Excerpt from a dataset:
— BEGIN —
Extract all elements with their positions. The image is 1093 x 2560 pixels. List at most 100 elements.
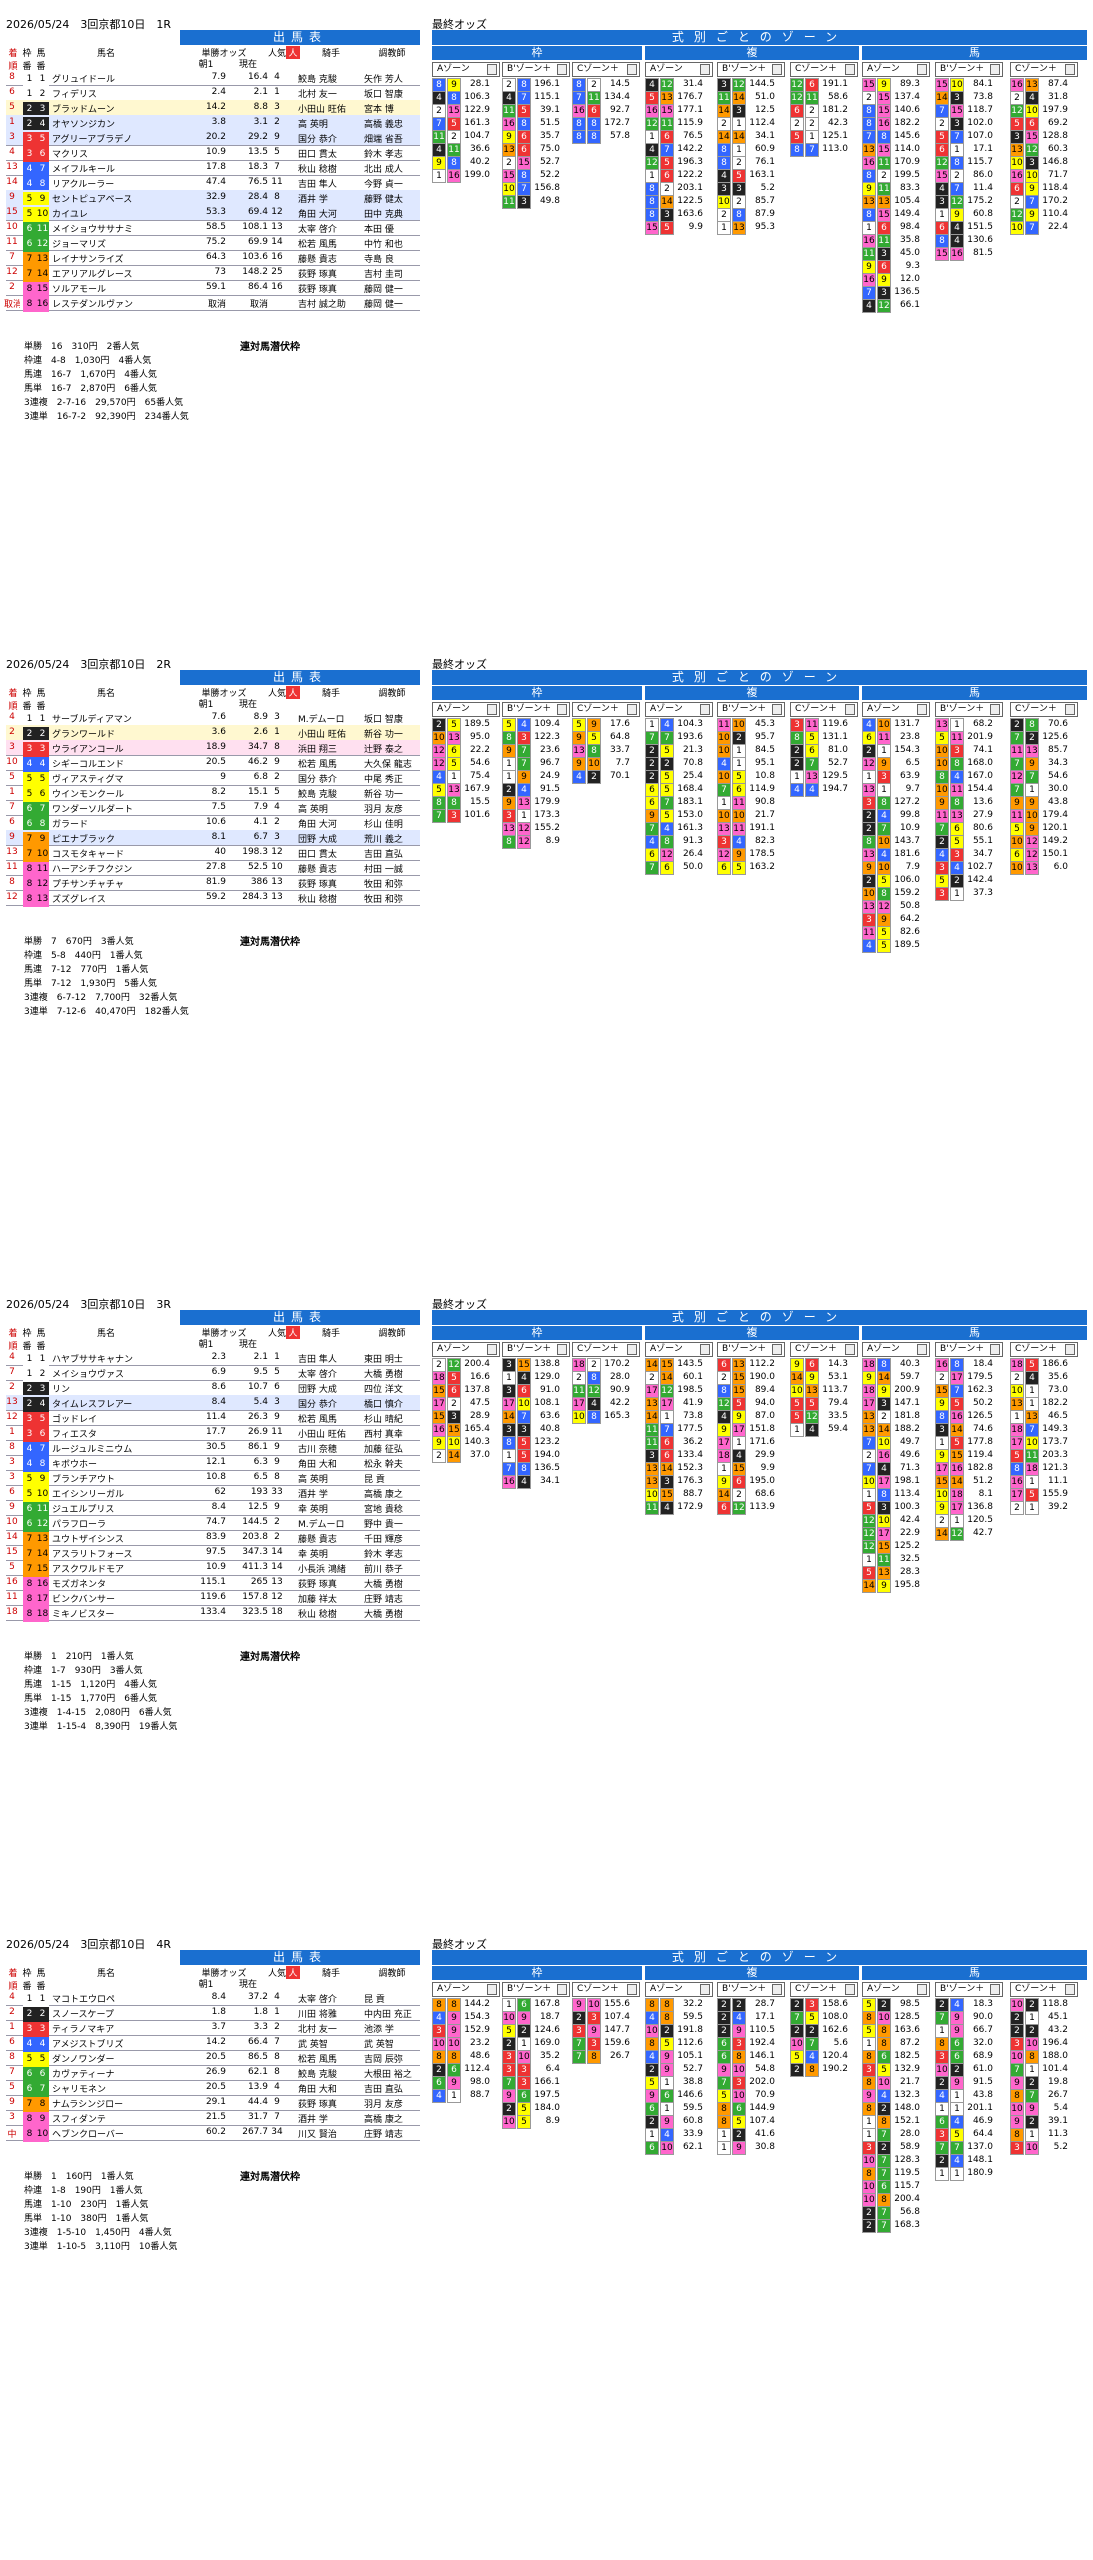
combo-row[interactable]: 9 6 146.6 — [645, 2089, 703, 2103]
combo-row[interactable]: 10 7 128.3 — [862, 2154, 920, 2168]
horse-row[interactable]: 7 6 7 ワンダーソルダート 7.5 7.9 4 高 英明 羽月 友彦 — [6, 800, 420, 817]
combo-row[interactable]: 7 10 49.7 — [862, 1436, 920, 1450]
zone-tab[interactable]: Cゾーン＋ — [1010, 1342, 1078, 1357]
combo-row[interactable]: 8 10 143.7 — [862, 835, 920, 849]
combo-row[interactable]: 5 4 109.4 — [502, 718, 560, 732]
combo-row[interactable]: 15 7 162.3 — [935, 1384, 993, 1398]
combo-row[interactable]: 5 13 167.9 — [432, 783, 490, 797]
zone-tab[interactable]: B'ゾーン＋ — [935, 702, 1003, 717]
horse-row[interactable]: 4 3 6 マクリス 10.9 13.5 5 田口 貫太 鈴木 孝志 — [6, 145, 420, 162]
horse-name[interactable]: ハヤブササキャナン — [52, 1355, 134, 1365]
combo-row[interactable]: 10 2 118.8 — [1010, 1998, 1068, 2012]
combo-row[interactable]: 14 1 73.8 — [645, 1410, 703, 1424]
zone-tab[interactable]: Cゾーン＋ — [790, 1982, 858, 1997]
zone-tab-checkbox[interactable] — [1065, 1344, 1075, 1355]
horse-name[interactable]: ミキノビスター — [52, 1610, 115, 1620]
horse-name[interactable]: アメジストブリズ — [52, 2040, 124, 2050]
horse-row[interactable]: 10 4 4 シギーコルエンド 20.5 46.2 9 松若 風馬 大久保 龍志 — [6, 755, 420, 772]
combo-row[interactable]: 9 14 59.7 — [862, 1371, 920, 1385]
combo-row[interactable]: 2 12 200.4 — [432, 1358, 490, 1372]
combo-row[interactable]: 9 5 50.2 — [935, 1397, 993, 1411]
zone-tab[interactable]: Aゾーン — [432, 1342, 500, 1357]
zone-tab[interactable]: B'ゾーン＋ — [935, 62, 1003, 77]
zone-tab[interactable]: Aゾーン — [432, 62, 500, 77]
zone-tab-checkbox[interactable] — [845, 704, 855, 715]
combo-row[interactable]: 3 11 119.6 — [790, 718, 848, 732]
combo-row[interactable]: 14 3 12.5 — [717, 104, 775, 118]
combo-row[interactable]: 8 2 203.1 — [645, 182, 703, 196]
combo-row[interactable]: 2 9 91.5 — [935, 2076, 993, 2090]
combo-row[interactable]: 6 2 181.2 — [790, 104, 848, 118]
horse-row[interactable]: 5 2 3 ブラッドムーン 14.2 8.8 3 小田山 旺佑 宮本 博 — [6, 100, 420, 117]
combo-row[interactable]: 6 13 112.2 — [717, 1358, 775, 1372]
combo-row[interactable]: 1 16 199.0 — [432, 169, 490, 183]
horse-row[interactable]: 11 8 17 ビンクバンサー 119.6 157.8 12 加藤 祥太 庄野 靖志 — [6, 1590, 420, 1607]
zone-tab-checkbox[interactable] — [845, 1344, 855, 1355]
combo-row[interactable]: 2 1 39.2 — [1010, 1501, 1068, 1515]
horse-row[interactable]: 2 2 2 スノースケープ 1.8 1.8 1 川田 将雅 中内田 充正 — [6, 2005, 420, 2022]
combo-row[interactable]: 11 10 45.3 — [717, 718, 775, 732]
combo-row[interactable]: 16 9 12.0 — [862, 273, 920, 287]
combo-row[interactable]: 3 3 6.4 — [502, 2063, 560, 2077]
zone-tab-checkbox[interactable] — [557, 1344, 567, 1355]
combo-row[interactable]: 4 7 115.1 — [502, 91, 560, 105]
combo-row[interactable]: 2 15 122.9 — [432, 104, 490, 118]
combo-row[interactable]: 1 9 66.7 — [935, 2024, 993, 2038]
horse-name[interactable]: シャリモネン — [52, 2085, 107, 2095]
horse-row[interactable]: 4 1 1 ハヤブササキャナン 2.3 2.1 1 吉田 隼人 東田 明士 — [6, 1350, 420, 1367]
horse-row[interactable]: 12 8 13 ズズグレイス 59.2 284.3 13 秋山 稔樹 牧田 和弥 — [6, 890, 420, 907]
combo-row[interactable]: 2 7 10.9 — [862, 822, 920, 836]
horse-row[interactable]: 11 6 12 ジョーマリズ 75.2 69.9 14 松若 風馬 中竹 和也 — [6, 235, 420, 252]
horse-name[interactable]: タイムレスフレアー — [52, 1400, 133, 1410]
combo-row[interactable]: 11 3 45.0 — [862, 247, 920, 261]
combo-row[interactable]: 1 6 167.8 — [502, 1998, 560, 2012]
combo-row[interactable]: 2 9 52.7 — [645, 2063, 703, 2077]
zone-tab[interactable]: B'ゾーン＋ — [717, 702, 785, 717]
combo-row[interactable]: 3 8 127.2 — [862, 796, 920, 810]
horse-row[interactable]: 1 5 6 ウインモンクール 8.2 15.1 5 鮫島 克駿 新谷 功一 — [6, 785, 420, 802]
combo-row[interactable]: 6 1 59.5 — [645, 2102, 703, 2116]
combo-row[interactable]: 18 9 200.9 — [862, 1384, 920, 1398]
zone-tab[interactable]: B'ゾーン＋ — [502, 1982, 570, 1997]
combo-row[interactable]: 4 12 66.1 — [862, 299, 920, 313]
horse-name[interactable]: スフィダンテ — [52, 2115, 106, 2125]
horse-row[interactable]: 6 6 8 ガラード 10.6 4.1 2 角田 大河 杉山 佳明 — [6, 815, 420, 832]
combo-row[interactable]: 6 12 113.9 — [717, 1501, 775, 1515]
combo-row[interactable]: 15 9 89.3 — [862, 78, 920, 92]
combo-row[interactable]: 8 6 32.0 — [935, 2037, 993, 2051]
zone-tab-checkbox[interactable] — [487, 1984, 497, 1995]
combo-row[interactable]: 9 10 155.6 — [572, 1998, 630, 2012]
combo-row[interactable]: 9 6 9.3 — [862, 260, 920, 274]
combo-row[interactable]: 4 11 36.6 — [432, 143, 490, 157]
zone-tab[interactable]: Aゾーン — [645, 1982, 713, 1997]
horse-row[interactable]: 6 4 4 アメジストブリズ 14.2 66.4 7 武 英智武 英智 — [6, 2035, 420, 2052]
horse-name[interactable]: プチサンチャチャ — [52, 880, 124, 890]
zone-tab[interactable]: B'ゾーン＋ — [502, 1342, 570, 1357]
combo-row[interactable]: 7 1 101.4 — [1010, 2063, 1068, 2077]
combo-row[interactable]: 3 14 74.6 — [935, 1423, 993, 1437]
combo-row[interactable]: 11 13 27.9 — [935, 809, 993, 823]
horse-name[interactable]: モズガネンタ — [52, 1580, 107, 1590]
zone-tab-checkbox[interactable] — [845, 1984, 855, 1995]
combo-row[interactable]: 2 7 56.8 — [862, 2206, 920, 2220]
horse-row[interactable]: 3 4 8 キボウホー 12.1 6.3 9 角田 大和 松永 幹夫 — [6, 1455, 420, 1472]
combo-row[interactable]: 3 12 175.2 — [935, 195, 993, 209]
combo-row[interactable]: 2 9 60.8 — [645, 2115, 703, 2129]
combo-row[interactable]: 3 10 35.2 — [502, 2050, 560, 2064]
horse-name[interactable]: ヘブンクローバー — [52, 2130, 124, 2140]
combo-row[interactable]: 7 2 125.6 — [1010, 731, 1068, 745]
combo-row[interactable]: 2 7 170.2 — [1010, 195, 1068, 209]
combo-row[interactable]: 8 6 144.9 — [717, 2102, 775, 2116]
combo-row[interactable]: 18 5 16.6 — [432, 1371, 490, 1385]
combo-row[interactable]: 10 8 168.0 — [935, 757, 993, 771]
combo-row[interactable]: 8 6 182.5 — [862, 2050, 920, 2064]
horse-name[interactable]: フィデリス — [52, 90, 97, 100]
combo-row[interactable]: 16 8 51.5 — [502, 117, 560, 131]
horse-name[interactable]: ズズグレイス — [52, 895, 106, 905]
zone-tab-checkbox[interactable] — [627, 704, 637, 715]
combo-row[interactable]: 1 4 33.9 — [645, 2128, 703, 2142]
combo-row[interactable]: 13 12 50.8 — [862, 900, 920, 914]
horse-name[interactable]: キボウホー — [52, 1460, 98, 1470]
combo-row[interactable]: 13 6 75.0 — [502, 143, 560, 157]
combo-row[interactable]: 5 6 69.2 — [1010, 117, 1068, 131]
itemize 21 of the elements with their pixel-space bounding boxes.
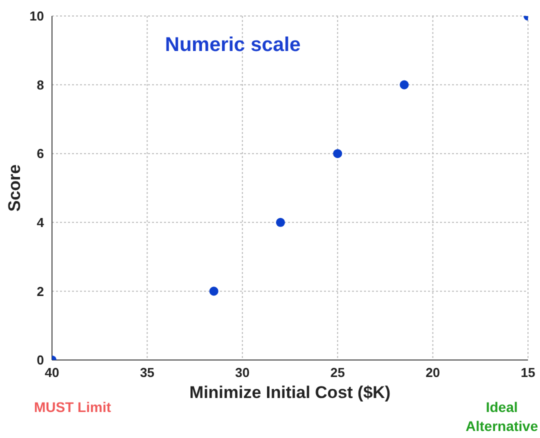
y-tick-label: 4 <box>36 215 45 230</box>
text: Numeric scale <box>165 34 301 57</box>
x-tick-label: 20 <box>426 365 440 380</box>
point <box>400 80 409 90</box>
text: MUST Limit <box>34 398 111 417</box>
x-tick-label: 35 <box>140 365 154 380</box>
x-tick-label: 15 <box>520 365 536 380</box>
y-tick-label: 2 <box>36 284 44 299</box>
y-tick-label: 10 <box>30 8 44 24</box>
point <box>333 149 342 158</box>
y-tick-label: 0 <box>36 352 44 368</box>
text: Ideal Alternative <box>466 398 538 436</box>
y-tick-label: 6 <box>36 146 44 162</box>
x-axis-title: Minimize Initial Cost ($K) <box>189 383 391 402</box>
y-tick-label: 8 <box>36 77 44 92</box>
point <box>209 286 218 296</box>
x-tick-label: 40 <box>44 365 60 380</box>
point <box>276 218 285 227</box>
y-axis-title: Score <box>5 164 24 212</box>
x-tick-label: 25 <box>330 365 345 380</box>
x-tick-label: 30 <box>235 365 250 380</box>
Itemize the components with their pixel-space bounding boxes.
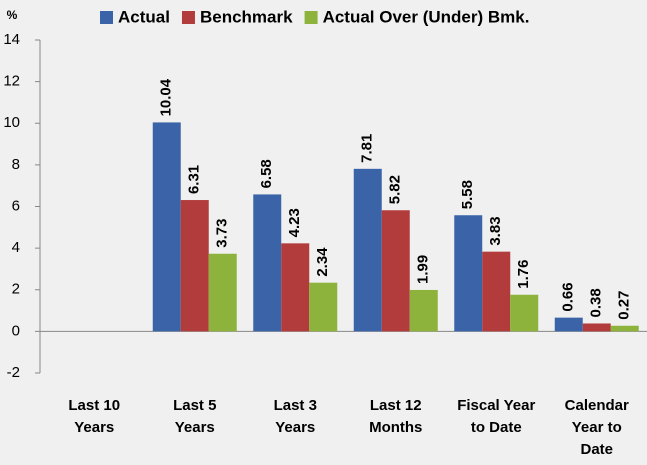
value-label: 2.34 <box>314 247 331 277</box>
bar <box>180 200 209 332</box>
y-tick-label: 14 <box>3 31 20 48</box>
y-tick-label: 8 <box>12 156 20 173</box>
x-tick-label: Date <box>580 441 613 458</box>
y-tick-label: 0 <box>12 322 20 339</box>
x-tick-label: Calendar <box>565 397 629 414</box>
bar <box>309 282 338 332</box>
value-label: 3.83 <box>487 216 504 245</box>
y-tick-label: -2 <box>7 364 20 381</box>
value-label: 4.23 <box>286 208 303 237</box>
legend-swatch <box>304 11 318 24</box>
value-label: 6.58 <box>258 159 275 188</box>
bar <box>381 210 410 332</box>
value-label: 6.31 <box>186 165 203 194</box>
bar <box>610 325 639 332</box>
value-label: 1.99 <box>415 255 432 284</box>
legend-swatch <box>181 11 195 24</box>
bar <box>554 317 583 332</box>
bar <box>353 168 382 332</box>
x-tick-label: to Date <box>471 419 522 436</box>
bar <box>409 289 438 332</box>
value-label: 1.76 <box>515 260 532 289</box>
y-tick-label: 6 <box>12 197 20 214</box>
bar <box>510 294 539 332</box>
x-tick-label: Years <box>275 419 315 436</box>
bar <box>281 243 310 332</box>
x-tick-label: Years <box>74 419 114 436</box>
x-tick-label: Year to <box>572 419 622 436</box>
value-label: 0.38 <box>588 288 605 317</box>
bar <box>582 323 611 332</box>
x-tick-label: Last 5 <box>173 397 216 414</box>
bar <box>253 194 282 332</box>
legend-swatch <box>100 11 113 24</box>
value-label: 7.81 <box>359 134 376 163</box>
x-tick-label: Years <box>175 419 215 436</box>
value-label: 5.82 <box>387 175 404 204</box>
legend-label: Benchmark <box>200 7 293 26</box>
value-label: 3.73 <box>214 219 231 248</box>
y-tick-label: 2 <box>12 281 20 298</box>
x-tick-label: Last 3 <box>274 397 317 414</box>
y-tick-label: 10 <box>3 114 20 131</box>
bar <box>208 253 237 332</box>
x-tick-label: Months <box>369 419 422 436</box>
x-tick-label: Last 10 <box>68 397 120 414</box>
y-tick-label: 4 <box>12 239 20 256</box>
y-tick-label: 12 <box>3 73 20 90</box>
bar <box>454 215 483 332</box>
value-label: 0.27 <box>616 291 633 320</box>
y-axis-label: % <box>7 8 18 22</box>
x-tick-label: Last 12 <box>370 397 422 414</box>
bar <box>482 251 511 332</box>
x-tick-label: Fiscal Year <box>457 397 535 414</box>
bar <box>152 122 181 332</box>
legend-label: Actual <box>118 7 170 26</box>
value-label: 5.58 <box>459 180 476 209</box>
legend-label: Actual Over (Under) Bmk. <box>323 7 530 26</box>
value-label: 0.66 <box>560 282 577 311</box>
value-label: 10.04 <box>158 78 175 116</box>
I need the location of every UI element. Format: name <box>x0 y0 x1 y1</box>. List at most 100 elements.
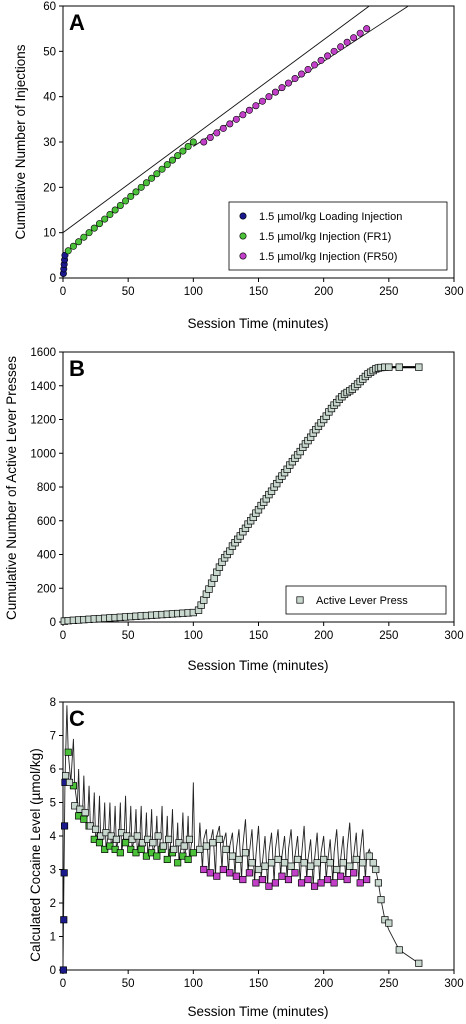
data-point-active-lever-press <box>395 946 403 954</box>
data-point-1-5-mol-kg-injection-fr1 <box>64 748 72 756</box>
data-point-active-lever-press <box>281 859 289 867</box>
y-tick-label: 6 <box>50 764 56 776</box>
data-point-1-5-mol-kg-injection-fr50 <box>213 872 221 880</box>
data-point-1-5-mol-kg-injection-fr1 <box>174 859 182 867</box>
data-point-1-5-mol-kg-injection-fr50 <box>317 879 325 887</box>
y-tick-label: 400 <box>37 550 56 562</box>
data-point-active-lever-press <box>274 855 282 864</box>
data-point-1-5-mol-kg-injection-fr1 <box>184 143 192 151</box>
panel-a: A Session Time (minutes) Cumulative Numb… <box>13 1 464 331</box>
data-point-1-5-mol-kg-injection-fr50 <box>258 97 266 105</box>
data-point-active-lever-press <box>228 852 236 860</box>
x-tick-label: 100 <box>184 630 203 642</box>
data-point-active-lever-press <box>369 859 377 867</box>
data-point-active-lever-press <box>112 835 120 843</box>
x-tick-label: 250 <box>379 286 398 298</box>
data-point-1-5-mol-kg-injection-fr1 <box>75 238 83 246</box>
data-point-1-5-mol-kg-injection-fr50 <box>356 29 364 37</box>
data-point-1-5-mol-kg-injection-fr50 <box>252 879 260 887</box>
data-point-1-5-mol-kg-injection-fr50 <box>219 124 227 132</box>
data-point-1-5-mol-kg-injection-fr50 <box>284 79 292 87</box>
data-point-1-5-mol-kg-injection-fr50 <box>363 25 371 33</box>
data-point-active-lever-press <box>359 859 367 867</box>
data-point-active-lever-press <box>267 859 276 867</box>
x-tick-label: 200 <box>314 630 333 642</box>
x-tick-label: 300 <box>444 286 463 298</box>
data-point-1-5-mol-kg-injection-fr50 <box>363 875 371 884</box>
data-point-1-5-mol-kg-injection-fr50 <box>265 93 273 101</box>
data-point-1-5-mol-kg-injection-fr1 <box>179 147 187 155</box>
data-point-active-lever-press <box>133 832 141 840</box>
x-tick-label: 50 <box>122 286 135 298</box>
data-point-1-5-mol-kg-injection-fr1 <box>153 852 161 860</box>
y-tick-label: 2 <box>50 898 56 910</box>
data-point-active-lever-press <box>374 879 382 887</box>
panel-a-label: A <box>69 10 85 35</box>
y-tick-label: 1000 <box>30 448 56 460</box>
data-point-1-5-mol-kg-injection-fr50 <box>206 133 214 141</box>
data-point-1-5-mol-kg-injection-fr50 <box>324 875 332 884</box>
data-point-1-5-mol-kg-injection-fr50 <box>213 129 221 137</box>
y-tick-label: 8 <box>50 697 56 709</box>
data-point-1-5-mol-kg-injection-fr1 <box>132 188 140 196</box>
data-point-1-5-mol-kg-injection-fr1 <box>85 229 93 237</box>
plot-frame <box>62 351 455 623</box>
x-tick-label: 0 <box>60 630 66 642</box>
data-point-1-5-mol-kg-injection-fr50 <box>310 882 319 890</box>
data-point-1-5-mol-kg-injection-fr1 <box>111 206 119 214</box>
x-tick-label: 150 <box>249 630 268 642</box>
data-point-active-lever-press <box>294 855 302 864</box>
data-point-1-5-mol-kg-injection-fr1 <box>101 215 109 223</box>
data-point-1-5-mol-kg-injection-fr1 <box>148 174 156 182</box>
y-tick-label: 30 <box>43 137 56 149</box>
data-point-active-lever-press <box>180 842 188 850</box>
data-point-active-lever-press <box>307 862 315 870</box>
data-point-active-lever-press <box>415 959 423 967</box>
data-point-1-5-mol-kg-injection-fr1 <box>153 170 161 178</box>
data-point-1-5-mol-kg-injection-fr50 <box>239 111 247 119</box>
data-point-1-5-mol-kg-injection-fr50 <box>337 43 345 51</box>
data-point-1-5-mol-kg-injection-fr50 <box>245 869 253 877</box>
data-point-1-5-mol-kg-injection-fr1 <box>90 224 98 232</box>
— END —
EXERCISE DESCRIPTION:
Which lines of the listing above contain the string "Date"? Select each of them, treating uppercase and lowercase letters as different.

ANSWER BELOW:
x-tick-label: Date <box>580 441 613 458</box>
x-tick-label: to Date <box>471 419 522 436</box>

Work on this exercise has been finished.